● STATED PROBLEM: Print the entries below in their entirety, exactly as they are written.

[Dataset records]
——————
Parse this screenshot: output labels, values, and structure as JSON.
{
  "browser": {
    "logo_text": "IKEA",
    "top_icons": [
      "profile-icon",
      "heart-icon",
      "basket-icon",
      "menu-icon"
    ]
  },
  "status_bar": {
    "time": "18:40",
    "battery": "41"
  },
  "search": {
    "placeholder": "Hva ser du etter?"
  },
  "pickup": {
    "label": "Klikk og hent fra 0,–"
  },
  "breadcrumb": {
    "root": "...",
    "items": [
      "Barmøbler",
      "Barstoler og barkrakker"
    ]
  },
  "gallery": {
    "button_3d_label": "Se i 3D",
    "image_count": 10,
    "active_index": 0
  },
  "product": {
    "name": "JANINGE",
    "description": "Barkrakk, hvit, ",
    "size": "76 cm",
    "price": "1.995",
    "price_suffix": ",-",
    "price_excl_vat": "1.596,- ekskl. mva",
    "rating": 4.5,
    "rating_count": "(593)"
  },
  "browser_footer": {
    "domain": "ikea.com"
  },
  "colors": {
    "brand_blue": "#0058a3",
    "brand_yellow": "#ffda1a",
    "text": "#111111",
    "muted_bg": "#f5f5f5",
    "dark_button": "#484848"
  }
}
——————
● CORRECT ANSWER:
Parse this screenshot: output labels, values, and structure as JSON.
{
  "browser": {
    "logo_text": "IKEA",
    "top_icons": [
      "profile-icon",
      "heart-icon",
      "basket-icon",
      "menu-icon"
    ]
  },
  "status_bar": {
    "time": "18:40",
    "battery": "41"
  },
  "search": {
    "placeholder": "Hva ser du etter?"
  },
  "pickup": {
    "label": "Klikk og hent fra 0,–"
  },
  "breadcrumb": {
    "root": "...",
    "items": [
      "Barmøbler",
      "Barstoler og barkrakker"
    ]
  },
  "gallery": {
    "button_3d_label": "Se i 3D",
    "image_count": 10,
    "active_index": 0
  },
  "product": {
    "name": "JANINGE",
    "description": "Barkrakk, hvit, ",
    "size": "76 cm",
    "price": "1.995",
    "price_suffix": ",-",
    "price_excl_vat": "1.596,- ekskl. mva",
    "rating": 4.5,
    "rating_count": "(593)"
  },
  "browser_footer": {
    "domain": "ikea.com"
  },
  "colors": {
    "brand_blue": "#0058a3",
    "brand_yellow": "#ffda1a",
    "text": "#111111",
    "muted_bg": "#f5f5f5",
    "dark_button": "#484848"
  }
}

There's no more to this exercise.